[Stored data]
──────────

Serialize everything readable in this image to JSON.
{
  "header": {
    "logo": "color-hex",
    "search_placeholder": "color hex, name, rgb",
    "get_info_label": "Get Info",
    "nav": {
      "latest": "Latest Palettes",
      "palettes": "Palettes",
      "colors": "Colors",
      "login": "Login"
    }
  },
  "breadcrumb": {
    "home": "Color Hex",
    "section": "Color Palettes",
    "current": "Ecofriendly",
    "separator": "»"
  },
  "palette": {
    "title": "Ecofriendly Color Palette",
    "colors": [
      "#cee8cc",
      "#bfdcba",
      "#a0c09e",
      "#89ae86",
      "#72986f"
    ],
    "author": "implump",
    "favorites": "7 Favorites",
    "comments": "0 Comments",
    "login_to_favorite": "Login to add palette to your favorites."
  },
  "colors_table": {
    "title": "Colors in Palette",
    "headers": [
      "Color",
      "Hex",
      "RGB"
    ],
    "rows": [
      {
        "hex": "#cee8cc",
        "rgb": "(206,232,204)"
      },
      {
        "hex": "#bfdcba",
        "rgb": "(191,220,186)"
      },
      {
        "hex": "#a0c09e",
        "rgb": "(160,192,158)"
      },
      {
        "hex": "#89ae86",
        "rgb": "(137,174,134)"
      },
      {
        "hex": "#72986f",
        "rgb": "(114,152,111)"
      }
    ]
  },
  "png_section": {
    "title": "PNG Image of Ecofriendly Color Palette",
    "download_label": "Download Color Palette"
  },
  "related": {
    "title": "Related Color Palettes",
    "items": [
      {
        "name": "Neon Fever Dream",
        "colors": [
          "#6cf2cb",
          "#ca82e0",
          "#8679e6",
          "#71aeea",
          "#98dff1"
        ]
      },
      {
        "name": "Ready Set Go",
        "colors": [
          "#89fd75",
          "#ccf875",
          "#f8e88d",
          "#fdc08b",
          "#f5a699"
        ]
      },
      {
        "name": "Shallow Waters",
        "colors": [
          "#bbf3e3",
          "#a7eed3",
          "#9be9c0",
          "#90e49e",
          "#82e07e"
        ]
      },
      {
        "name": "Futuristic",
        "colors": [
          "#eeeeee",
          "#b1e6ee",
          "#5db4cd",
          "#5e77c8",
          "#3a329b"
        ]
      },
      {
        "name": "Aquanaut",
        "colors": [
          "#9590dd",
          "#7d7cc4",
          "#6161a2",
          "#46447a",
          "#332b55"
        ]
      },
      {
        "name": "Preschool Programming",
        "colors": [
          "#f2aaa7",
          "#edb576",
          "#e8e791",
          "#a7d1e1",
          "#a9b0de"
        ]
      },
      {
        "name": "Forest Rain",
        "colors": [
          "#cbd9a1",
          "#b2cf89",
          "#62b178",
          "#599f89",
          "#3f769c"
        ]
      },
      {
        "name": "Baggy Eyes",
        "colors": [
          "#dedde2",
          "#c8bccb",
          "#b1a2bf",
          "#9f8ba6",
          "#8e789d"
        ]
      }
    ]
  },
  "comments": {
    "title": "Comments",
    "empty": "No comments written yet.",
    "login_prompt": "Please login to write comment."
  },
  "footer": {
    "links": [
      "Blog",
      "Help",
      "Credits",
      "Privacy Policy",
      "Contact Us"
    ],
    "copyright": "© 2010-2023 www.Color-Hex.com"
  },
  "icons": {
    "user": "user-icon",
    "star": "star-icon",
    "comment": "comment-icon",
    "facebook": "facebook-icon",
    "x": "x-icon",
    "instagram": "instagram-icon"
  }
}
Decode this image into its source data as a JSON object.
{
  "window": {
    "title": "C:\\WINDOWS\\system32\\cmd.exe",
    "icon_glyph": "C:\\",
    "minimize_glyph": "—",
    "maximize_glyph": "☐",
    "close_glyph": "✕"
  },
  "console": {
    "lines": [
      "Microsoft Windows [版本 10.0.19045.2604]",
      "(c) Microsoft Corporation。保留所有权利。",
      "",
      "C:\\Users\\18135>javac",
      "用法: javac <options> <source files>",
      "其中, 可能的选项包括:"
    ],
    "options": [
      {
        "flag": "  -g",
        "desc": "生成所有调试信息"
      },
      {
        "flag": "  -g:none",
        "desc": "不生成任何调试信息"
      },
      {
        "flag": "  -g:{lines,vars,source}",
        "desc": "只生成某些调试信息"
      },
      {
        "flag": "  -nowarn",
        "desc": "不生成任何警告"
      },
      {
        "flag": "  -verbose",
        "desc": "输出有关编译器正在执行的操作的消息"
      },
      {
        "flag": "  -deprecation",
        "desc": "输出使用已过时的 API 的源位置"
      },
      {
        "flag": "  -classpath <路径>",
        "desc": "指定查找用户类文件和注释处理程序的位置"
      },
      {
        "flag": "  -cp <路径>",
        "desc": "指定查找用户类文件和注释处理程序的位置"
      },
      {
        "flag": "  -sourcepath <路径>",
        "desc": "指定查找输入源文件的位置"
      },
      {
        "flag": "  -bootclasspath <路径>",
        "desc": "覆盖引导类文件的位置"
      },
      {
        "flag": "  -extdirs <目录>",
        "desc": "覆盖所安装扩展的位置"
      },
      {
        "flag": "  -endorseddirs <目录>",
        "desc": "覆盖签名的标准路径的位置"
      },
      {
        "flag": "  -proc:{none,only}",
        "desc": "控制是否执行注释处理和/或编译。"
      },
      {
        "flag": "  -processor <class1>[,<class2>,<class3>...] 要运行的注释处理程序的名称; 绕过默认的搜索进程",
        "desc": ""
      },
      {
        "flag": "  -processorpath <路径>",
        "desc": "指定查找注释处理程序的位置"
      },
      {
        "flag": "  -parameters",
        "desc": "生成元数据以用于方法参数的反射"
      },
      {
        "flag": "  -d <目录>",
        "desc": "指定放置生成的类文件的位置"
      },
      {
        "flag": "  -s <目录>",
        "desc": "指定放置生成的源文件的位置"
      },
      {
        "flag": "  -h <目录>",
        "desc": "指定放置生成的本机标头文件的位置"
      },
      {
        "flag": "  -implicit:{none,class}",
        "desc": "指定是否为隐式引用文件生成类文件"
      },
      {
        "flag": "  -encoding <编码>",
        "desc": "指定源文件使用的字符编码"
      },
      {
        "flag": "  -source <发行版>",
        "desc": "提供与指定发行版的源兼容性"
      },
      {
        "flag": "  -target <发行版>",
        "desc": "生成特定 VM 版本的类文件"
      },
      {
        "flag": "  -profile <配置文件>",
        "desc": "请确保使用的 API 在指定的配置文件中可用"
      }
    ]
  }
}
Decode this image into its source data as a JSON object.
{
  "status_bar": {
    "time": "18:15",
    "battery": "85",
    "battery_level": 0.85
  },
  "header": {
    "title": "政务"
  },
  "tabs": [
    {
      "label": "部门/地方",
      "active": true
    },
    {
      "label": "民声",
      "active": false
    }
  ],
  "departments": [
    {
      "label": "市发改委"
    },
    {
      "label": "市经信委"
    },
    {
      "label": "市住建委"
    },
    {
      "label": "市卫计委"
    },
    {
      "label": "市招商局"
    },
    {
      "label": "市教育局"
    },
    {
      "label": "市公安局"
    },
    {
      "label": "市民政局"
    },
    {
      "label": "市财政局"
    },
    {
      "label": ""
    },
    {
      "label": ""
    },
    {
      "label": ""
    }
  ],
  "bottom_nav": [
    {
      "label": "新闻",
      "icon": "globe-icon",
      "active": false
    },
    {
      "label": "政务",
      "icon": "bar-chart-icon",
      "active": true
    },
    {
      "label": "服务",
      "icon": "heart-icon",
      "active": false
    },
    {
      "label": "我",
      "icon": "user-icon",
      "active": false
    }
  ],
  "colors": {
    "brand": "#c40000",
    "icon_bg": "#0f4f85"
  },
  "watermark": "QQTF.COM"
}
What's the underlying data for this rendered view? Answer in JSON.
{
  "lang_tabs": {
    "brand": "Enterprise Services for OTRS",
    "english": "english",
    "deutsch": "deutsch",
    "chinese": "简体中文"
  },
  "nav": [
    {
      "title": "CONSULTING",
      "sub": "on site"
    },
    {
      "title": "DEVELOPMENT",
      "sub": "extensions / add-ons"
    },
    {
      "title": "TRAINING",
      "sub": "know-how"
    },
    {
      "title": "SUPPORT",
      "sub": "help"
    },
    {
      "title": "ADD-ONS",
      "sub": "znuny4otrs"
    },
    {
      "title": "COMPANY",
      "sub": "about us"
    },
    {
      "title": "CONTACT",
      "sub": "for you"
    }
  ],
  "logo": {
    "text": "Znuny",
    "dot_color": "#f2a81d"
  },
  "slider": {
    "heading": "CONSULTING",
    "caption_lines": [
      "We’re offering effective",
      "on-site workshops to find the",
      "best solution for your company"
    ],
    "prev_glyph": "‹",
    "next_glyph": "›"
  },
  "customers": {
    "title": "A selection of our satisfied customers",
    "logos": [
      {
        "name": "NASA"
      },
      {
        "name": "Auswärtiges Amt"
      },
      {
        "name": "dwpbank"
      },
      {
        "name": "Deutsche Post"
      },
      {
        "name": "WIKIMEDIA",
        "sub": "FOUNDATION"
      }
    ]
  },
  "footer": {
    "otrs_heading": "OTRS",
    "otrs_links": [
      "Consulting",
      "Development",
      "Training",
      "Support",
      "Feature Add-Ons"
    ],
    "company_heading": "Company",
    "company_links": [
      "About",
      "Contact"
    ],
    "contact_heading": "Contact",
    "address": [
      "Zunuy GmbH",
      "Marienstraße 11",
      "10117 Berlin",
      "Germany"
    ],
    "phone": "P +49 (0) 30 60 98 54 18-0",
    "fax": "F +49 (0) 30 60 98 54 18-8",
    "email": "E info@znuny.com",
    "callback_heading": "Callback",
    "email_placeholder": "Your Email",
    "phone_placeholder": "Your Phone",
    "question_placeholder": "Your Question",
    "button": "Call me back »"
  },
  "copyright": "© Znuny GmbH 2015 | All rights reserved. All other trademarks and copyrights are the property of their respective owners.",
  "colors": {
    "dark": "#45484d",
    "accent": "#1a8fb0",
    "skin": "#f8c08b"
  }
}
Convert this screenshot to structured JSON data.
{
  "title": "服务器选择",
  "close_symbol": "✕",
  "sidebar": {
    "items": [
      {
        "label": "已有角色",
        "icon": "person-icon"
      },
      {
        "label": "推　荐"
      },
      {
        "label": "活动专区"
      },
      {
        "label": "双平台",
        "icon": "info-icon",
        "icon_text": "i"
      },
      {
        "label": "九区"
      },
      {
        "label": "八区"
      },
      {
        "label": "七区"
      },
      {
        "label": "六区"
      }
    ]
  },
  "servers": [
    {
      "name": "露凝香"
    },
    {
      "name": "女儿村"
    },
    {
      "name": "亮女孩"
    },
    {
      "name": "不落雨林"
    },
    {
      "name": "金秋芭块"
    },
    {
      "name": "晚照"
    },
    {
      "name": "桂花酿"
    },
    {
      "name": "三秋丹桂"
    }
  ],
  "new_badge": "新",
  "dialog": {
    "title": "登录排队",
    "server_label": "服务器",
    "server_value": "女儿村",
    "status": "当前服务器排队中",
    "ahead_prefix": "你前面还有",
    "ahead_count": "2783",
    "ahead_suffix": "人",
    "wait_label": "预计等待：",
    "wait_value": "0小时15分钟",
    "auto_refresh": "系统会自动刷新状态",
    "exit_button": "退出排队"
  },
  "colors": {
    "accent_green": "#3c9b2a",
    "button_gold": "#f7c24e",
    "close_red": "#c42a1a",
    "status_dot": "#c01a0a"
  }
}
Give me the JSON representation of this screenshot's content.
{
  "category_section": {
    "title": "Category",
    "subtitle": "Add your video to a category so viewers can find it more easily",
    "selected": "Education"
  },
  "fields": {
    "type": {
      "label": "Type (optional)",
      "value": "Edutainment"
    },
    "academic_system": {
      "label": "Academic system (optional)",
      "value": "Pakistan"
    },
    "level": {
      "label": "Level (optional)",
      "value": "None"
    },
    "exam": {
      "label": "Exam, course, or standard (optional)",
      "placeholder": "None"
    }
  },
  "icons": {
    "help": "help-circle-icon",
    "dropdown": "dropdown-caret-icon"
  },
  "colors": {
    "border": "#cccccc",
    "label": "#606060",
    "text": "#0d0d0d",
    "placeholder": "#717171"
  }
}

──────────

## WHAT THIS TASK INVOLVES
Take the line that contains "Give me the" and every line after it through the end of the listing above, and repeat them exactly.

## WRITTEN ANSWER
Give me the JSON representation of this screenshot's content.
{
  "category_section": {
    "title": "Category",
    "subtitle": "Add your video to a category so viewers can find it more easily",
    "selected": "Education"
  },
  "fields": {
    "type": {
      "label": "Type (optional)",
      "value": "Edutainment"
    },
    "academic_system": {
      "label": "Academic system (optional)",
      "value": "Pakistan"
    },
    "level": {
      "label": "Level (optional)",
      "value": "None"
    },
    "exam": {
      "label": "Exam, course, or standard (optional)",
      "placeholder": "None"
    }
  },
  "icons": {
    "help": "help-circle-icon",
    "dropdown": "dropdown-caret-icon"
  },
  "colors": {
    "border": "#cccccc",
    "label": "#606060",
    "text": "#0d0d0d",
    "placeholder": "#717171"
  }
}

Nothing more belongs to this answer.